AIM: Extract each line of the data below exactly as written.

TASK INPUTS:
========

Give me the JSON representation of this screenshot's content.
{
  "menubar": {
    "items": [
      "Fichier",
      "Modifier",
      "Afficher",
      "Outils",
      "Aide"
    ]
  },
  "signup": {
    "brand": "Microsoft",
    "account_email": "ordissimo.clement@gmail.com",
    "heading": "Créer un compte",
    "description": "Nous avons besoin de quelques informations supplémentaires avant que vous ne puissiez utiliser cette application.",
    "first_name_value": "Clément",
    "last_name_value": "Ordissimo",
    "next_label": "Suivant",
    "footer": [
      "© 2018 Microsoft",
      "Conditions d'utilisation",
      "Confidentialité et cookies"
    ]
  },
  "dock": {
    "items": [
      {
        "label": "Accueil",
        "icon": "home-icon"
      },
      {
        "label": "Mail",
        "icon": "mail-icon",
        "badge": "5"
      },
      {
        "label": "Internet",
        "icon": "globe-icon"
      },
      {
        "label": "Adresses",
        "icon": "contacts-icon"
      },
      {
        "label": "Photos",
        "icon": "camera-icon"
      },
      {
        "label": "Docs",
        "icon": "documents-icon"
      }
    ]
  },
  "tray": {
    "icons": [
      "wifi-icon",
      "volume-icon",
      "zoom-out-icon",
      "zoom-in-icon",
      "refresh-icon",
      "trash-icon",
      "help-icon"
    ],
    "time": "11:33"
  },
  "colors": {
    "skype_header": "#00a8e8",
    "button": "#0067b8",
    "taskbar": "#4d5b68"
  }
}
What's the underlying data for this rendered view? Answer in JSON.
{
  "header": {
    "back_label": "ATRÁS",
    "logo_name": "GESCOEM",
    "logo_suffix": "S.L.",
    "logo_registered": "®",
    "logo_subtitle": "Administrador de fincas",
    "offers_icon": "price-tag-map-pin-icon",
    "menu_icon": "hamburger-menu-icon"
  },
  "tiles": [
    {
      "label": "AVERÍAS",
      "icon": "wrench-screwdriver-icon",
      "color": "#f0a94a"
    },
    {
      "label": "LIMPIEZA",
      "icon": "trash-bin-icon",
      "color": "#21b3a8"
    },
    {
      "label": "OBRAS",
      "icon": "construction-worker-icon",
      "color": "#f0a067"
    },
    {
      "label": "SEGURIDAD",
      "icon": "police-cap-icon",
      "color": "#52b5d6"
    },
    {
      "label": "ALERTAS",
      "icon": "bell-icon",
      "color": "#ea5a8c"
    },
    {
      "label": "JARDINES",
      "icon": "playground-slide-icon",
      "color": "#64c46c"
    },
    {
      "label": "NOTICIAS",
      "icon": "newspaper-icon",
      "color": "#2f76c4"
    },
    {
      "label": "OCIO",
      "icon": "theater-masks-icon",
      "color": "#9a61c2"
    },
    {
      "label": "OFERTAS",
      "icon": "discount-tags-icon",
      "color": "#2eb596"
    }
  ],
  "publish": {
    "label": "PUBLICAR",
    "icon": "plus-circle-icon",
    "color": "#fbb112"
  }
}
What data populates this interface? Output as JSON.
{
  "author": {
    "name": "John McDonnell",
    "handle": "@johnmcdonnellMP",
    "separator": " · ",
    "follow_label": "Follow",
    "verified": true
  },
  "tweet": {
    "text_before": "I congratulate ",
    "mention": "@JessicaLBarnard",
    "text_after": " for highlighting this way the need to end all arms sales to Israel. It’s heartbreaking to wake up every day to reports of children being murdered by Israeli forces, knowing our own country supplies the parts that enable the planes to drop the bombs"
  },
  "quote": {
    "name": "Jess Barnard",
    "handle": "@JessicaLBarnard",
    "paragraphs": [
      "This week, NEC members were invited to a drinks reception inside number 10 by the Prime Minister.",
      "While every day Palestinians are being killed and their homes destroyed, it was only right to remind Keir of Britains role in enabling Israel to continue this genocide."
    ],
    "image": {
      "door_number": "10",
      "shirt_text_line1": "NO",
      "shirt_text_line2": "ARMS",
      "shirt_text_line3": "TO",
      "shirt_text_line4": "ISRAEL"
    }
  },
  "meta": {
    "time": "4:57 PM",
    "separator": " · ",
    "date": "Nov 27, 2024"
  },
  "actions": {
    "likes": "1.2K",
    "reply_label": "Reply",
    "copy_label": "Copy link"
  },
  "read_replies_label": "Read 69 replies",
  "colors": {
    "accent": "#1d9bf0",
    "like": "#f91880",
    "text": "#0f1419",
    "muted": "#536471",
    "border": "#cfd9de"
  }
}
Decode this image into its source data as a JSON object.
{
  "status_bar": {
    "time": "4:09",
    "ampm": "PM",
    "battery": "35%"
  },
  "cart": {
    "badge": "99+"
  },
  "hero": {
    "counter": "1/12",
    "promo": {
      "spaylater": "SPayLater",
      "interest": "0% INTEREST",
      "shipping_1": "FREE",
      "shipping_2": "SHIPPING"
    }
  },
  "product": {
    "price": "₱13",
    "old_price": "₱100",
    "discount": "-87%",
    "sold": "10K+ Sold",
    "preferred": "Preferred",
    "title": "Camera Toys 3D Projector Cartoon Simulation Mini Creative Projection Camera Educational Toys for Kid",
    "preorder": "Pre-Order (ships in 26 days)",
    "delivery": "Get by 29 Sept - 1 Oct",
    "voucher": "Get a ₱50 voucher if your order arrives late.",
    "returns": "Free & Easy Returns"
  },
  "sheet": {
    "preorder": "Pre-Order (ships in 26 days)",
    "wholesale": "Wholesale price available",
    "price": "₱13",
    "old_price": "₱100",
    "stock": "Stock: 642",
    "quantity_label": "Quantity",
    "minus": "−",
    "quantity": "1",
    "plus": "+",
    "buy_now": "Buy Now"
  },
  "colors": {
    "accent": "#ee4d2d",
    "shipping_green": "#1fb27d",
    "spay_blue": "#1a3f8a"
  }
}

========

RESULT OF THIS TASK:
Give me the JSON representation of this screenshot's content.
{
  "menubar": {
    "items": [
      "Fichier",
      "Modifier",
      "Afficher",
      "Outils",
      "Aide"
    ]
  },
  "signup": {
    "brand": "Microsoft",
    "account_email": "ordissimo.clement@gmail.com",
    "heading": "Créer un compte",
    "description": "Nous avons besoin de quelques informations supplémentaires avant que vous ne puissiez utiliser cette application.",
    "first_name_value": "Clément",
    "last_name_value": "Ordissimo",
    "next_label": "Suivant",
    "footer": [
      "© 2018 Microsoft",
      "Conditions d'utilisation",
      "Confidentialité et cookies"
    ]
  },
  "dock": {
    "items": [
      {
        "label": "Accueil",
        "icon": "home-icon"
      },
      {
        "label": "Mail",
        "icon": "mail-icon",
        "badge": "5"
      },
      {
        "label": "Internet",
        "icon": "globe-icon"
      },
      {
        "label": "Adresses",
        "icon": "contacts-icon"
      },
      {
        "label": "Photos",
        "icon": "camera-icon"
      },
      {
        "label": "Docs",
        "icon": "documents-icon"
      }
    ]
  },
  "tray": {
    "icons": [
      "wifi-icon",
      "volume-icon",
      "zoom-out-icon",
      "zoom-in-icon",
      "refresh-icon",
      "trash-icon",
      "help-icon"
    ],
    "time": "11:33"
  },
  "colors": {
    "skype_header": "#00a8e8",
    "button": "#0067b8",
    "taskbar": "#4d5b68"
  }
}
What's the underlying data for this rendered view? Answer in JSON.
{
  "header": {
    "back_label": "ATRÁS",
    "logo_name": "GESCOEM",
    "logo_suffix": "S.L.",
    "logo_registered": "®",
    "logo_subtitle": "Administrador de fincas",
    "offers_icon": "price-tag-map-pin-icon",
    "menu_icon": "hamburger-menu-icon"
  },
  "tiles": [
    {
      "label": "AVERÍAS",
      "icon": "wrench-screwdriver-icon",
      "color": "#f0a94a"
    },
    {
      "label": "LIMPIEZA",
      "icon": "trash-bin-icon",
      "color": "#21b3a8"
    },
    {
      "label": "OBRAS",
      "icon": "construction-worker-icon",
      "color": "#f0a067"
    },
    {
      "label": "SEGURIDAD",
      "icon": "police-cap-icon",
      "color": "#52b5d6"
    },
    {
      "label": "ALERTAS",
      "icon": "bell-icon",
      "color": "#ea5a8c"
    },
    {
      "label": "JARDINES",
      "icon": "playground-slide-icon",
      "color": "#64c46c"
    },
    {
      "label": "NOTICIAS",
      "icon": "newspaper-icon",
      "color": "#2f76c4"
    },
    {
      "label": "OCIO",
      "icon": "theater-masks-icon",
      "color": "#9a61c2"
    },
    {
      "label": "OFERTAS",
      "icon": "discount-tags-icon",
      "color": "#2eb596"
    }
  ],
  "publish": {
    "label": "PUBLICAR",
    "icon": "plus-circle-icon",
    "color": "#fbb112"
  }
}
What data populates this interface? Output as JSON.
{
  "author": {
    "name": "John McDonnell",
    "handle": "@johnmcdonnellMP",
    "separator": " · ",
    "follow_label": "Follow",
    "verified": true
  },
  "tweet": {
    "text_before": "I congratulate ",
    "mention": "@JessicaLBarnard",
    "text_after": " for highlighting this way the need to end all arms sales to Israel. It’s heartbreaking to wake up every day to reports of children being murdered by Israeli forces, knowing our own country supplies the parts that enable the planes to drop the bombs"
  },
  "quote": {
    "name": "Jess Barnard",
    "handle": "@JessicaLBarnard",
    "paragraphs": [
      "This week, NEC members were invited to a drinks reception inside number 10 by the Prime Minister.",
      "While every day Palestinians are being killed and their homes destroyed, it was only right to remind Keir of Britains role in enabling Israel to continue this genocide."
    ],
    "image": {
      "door_number": "10",
      "shirt_text_line1": "NO",
      "shirt_text_line2": "ARMS",
      "shirt_text_line3": "TO",
      "shirt_text_line4": "ISRAEL"
    }
  },
  "meta": {
    "time": "4:57 PM",
    "separator": " · ",
    "date": "Nov 27, 2024"
  },
  "actions": {
    "likes": "1.2K",
    "reply_label": "Reply",
    "copy_label": "Copy link"
  },
  "read_replies_label": "Read 69 replies",
  "colors": {
    "accent": "#1d9bf0",
    "like": "#f91880",
    "text": "#0f1419",
    "muted": "#536471",
    "border": "#cfd9de"
  }
}
Decode this image into its source data as a JSON object.
{
  "status_bar": {
    "time": "4:09",
    "ampm": "PM",
    "battery": "35%"
  },
  "cart": {
    "badge": "99+"
  },
  "hero": {
    "counter": "1/12",
    "promo": {
      "spaylater": "SPayLater",
      "interest": "0% INTEREST",
      "shipping_1": "FREE",
      "shipping_2": "SHIPPING"
    }
  },
  "product": {
    "price": "₱13",
    "old_price": "₱100",
    "discount": "-87%",
    "sold": "10K+ Sold",
    "preferred": "Preferred",
    "title": "Camera Toys 3D Projector Cartoon Simulation Mini Creative Projection Camera Educational Toys for Kid",
    "preorder": "Pre-Order (ships in 26 days)",
    "delivery": "Get by 29 Sept - 1 Oct",
    "voucher": "Get a ₱50 voucher if your order arrives late.",
    "returns": "Free & Easy Returns"
  },
  "sheet": {
    "preorder": "Pre-Order (ships in 26 days)",
    "wholesale": "Wholesale price available",
    "price": "₱13",
    "old_price": "₱100",
    "stock": "Stock: 642",
    "quantity_label": "Quantity",
    "minus": "−",
    "quantity": "1",
    "plus": "+",
    "buy_now": "Buy Now"
  },
  "colors": {
    "accent": "#ee4d2d",
    "shipping_green": "#1fb27d",
    "spay_blue": "#1a3f8a"
  }
}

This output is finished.